■ **WHAT TO WORK ON**: Filter the entries for lines with the word "text".

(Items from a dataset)
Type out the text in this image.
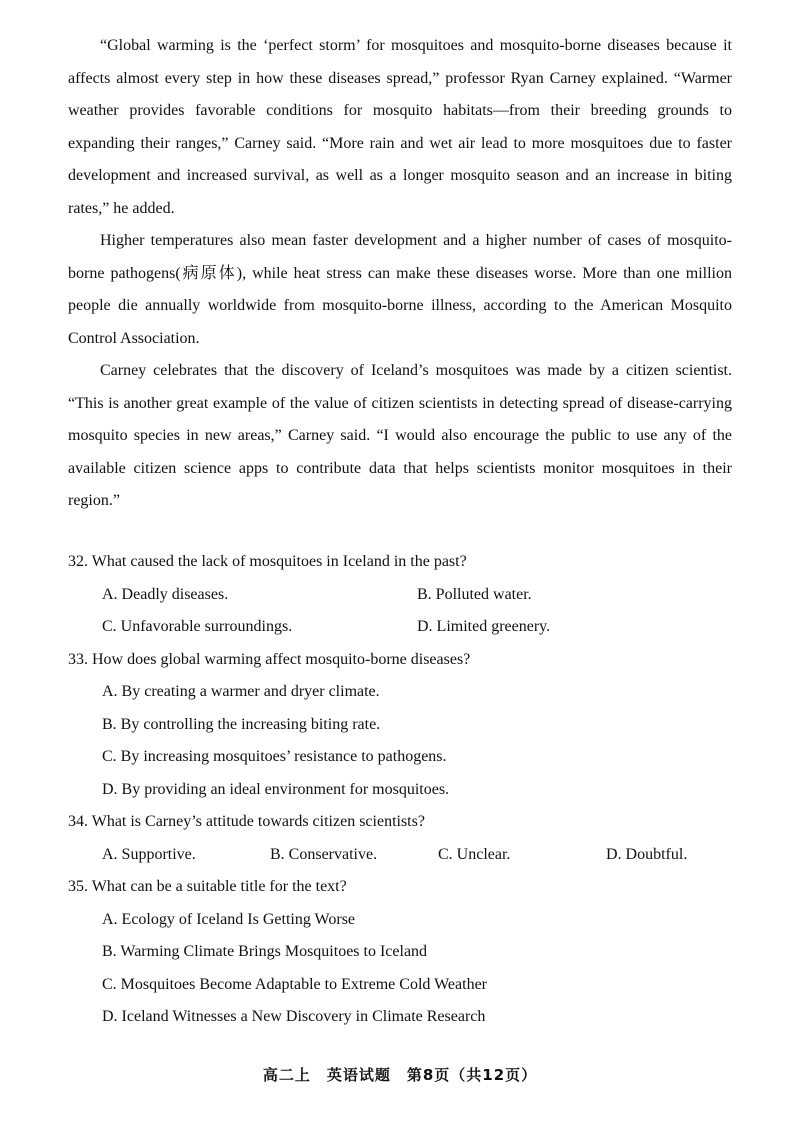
“Global warming is the ‘perfect storm’ for mosquitoes and mosquito-borne diseases because it affects almost every step in how these diseases spread,” professor Ryan Carney explained. “Warmer weather provides favorable conditions for mosquito habitats—from their breeding grounds to expanding their ranges,” Carney said. “More rain and wet air lead to more mosquitoes due to faster development and increased survival, as well as a longer mosquito season and an increase in biting rates,” he added.

Higher temperatures also mean faster development and a higher number of cases of mosquito-borne pathogens(病原体), while heat stress can make these diseases worse. More than one million people die annually worldwide from mosquito-borne illness, according to the American Mosquito Control Association.

Carney celebrates that the discovery of Iceland’s mosquitoes was made by a citizen scientist. “This is another great example of the value of citizen scientists in detecting spread of disease-carrying mosquito species in new areas,” Carney said. “I would also encourage the public to use any of the available citizen science apps to contribute data that helps scientists monitor mosquitoes in their region.”

32. What caused the lack of mosquitoes in Iceland in the past?

A. Deadly diseases.	B. Polluted water.
C. Unfavorable surroundings.	D. Limited greenery.

33. How does global warming affect mosquito-borne diseases?

A. By creating a warmer and dryer climate.

B. By controlling the increasing biting rate.

C. By increasing mosquitoes’ resistance to pathogens.

D. By providing an ideal environment for mosquitoes.

34. What is Carney’s attitude towards citizen scientists?

A. Supportive.	B. Conservative.	C. Unclear.	D. Doubtful.

35. What can be a suitable title for the text?

A. Ecology of Iceland Is Getting Worse

B. Warming Climate Brings Mosquitoes to Iceland

C. Mosquitoes Become Adaptable to Extreme Cold Weather

D. Iceland Witnesses a New Discovery in Climate Research

高二上　英语试题　第8页（共12页）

■ **ANSWER AREA**:
Type out the text in this image.
35. What can be a suitable title for the text?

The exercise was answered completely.